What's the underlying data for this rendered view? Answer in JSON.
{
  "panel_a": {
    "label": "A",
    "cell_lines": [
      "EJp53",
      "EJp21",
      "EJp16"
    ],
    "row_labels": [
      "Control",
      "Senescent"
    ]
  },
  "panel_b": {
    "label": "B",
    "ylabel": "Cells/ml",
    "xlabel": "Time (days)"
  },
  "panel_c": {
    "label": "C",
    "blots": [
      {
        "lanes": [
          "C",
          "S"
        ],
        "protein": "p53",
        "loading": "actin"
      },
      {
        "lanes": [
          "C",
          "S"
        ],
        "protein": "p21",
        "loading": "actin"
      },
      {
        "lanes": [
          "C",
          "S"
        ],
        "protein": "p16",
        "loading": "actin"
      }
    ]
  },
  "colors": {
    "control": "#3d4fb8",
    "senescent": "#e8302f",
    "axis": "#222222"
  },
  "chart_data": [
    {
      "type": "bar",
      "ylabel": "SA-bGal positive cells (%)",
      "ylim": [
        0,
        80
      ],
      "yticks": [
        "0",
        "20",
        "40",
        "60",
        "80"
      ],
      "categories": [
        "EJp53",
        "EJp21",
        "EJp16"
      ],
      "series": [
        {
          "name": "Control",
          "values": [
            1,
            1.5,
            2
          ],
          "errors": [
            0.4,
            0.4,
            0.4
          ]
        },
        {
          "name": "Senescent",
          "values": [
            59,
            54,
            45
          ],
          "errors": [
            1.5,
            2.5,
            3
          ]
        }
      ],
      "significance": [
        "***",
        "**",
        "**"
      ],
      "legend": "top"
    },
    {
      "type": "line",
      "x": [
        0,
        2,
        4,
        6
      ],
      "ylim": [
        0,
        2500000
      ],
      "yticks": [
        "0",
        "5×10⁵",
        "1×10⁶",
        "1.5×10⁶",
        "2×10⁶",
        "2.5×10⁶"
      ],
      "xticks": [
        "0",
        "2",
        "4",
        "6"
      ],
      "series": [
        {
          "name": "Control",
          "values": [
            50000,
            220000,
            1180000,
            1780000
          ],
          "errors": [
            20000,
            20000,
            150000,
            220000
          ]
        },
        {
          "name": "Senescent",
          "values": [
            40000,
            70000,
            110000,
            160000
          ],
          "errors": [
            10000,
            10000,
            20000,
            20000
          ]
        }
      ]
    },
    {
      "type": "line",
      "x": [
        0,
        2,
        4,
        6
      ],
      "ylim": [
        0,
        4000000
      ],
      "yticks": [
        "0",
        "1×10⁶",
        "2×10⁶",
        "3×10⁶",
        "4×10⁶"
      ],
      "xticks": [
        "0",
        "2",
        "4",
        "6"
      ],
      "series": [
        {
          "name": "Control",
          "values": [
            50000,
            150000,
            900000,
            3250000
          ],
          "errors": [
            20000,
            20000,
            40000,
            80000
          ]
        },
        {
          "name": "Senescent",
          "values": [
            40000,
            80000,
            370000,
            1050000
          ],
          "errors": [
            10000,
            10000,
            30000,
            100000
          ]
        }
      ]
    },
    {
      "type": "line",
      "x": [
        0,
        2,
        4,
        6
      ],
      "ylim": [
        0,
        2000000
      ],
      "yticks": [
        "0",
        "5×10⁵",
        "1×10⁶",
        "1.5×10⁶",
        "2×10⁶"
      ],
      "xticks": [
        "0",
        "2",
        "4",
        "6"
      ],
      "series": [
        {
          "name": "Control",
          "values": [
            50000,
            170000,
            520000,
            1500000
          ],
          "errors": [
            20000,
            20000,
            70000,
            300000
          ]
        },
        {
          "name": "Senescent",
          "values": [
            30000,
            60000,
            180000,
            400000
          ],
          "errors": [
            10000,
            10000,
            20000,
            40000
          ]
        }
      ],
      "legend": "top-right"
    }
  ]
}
● ● ● ●
» PROBLEM DESCRIPTION
Wherever a line in the data above holds "ylabel", copy that line.

» WRITTEN RESPONSE
    "ylabel": "Cells/ml",
      "ylabel": "SA-bGal positive cells (%)",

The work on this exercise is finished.